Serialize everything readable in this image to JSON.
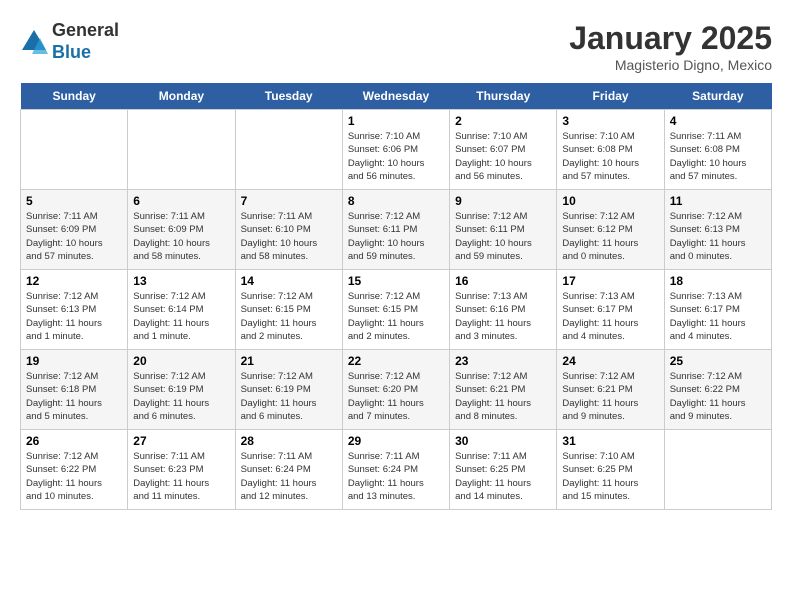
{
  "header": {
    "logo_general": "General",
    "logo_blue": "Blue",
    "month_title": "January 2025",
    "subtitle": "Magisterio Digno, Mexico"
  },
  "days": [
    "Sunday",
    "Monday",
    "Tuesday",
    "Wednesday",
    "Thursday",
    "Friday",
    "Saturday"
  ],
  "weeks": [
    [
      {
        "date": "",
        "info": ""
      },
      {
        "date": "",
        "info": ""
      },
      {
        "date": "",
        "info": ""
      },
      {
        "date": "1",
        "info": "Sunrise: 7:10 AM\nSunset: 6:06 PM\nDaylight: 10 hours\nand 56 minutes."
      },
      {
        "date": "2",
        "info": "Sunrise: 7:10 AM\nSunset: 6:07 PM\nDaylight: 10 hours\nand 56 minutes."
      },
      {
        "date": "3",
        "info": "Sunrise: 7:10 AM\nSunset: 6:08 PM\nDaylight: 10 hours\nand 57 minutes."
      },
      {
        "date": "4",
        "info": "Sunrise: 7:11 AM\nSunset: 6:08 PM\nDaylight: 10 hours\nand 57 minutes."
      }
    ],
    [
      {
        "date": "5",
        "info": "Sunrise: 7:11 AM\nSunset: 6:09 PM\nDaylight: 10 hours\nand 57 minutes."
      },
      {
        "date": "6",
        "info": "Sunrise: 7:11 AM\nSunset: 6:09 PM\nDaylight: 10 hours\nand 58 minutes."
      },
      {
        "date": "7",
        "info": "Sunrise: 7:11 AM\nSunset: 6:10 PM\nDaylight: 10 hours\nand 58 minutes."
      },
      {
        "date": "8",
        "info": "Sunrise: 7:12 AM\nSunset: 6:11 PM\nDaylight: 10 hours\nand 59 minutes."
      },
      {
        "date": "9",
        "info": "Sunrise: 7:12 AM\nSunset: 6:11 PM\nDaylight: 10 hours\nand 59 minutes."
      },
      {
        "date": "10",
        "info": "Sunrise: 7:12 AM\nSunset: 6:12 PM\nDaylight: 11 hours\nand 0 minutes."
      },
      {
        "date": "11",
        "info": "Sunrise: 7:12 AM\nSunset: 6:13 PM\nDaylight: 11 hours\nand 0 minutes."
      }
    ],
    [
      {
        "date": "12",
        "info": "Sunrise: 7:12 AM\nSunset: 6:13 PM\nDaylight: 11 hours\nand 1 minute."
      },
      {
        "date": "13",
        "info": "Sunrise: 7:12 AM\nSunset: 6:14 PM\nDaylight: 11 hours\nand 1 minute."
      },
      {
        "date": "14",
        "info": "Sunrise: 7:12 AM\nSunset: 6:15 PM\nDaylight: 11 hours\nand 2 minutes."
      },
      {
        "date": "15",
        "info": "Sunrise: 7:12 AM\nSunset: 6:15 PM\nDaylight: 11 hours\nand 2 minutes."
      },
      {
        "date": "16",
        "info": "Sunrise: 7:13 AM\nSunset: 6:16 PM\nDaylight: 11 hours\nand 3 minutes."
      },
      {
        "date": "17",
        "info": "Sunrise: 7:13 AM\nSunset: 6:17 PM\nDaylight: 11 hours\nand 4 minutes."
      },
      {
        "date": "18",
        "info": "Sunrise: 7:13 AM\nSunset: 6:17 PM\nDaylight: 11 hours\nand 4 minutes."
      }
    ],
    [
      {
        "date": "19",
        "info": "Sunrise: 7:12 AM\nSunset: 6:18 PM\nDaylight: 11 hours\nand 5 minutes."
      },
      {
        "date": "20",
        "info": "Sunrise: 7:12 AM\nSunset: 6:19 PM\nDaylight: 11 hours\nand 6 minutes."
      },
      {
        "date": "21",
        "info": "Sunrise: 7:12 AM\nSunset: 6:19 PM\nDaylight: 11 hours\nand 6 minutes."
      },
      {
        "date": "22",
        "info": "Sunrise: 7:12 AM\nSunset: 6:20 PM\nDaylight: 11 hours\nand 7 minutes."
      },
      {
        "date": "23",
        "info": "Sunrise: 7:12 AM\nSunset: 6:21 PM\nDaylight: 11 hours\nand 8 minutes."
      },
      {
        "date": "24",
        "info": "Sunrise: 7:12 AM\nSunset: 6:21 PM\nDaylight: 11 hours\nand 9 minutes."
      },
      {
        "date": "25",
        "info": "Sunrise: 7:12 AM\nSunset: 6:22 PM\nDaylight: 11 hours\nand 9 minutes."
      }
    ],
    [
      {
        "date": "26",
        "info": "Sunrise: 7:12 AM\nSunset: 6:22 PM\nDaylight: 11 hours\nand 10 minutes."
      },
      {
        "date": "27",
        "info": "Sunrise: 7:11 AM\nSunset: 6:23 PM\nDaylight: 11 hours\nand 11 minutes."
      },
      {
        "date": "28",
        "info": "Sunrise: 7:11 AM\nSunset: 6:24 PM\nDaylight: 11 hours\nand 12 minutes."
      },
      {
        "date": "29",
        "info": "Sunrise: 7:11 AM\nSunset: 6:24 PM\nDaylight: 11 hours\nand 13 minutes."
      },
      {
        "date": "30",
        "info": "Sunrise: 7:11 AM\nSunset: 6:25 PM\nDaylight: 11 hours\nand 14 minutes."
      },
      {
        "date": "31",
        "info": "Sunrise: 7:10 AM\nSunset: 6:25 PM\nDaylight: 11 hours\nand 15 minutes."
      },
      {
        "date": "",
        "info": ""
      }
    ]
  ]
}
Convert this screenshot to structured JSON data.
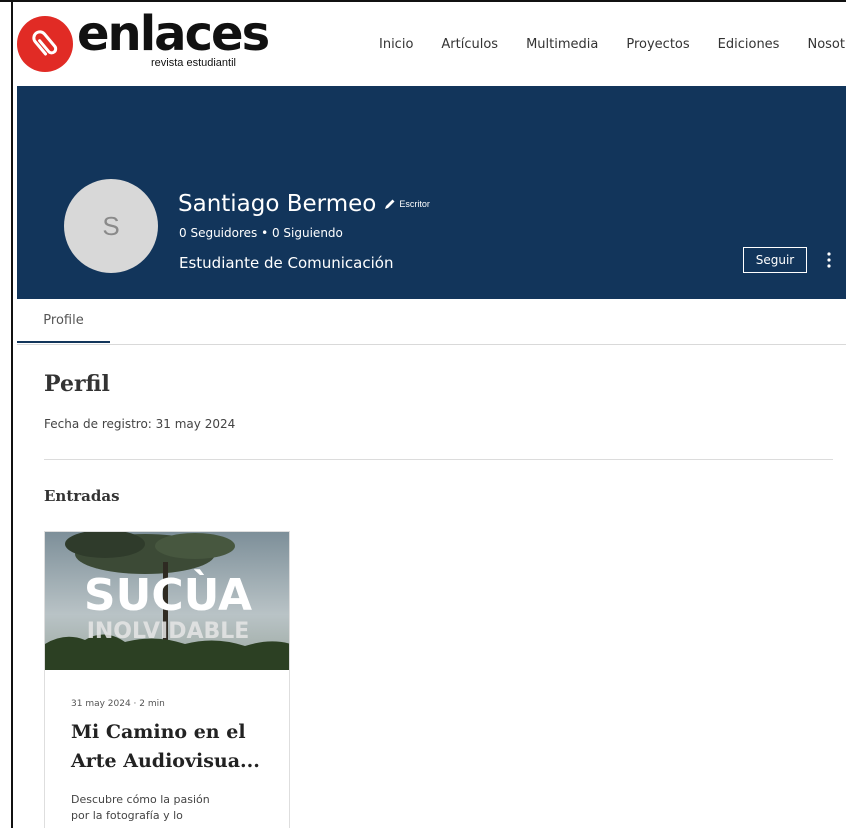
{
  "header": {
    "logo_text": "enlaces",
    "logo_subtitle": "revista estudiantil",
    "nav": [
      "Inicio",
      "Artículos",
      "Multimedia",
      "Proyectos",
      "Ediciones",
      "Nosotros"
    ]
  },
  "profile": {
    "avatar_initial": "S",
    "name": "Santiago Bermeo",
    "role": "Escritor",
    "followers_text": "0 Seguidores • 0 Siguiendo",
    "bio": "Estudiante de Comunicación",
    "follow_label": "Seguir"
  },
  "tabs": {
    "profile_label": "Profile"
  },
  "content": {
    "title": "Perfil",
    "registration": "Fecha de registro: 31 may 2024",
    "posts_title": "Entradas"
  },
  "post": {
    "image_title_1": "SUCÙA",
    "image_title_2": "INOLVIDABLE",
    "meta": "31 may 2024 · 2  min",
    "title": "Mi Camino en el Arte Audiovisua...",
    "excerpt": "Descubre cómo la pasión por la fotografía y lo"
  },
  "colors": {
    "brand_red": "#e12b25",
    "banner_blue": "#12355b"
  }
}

...

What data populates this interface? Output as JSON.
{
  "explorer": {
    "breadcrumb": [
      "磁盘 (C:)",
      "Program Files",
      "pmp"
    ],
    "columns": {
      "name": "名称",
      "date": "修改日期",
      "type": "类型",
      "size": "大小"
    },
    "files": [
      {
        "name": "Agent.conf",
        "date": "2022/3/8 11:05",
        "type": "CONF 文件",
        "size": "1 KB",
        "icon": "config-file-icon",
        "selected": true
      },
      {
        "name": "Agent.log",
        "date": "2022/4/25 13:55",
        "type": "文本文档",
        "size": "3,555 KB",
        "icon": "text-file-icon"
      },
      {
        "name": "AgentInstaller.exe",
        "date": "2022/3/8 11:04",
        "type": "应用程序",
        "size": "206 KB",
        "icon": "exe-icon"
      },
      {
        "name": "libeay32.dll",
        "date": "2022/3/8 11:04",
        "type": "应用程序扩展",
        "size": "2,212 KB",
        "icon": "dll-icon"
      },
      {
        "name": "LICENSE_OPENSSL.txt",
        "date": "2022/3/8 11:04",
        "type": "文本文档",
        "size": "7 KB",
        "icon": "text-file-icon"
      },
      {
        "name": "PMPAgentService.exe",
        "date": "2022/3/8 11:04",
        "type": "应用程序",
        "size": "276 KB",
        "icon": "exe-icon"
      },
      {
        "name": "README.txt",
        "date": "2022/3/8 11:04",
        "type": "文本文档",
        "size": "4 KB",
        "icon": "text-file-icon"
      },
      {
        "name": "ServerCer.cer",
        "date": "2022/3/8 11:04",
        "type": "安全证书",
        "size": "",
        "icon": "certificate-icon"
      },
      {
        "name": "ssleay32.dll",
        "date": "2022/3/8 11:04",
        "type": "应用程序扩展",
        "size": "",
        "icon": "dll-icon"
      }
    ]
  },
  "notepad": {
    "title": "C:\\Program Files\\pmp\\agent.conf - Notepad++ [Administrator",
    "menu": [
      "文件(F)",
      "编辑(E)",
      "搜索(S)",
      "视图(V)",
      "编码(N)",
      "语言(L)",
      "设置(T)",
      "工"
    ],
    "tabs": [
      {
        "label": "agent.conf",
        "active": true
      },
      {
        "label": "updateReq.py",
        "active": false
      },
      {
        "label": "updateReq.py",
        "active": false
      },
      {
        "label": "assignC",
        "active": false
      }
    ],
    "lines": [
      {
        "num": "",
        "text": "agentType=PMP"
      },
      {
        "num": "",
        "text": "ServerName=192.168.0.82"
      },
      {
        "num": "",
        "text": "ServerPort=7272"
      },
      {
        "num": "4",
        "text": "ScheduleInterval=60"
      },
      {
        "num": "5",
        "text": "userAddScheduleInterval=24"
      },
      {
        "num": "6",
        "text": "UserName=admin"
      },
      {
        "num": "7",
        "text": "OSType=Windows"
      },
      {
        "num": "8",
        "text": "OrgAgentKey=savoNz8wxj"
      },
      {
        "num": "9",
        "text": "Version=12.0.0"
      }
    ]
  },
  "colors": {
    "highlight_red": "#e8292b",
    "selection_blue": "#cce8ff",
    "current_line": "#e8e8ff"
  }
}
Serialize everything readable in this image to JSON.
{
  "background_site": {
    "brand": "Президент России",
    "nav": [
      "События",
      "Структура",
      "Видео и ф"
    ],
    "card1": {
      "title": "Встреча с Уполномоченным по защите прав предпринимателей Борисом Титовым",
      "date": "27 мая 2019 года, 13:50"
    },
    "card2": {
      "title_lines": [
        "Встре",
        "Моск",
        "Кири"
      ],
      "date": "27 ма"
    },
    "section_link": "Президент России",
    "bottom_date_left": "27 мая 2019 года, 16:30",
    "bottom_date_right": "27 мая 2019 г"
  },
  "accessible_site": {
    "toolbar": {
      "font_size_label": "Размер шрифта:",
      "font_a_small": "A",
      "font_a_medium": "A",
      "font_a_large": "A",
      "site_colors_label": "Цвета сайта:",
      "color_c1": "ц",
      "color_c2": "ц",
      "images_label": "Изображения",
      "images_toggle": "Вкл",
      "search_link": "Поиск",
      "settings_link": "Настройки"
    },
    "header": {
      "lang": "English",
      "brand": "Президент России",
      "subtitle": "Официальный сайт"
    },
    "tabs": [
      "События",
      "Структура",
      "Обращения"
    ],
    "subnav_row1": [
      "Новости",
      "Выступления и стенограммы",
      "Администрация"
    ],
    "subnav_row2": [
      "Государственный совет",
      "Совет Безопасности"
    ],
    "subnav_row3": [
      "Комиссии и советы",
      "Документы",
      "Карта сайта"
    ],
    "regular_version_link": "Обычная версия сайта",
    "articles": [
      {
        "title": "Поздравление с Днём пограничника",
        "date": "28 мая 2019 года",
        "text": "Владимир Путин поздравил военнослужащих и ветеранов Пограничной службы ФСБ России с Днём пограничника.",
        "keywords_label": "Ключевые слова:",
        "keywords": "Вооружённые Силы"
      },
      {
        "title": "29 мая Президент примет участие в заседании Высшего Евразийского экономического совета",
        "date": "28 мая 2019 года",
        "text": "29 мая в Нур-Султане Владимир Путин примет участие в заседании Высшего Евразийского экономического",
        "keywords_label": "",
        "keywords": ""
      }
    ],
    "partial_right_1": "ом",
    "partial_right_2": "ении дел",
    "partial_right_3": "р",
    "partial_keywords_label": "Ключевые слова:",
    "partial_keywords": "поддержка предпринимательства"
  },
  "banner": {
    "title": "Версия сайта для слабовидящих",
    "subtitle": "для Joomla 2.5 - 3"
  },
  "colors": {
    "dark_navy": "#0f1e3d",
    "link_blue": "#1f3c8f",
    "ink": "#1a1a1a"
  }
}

Problem to work on ▸ Ascertain the number of lines in the entries that include the word "data", and report only that number.

Expected output ▸ 2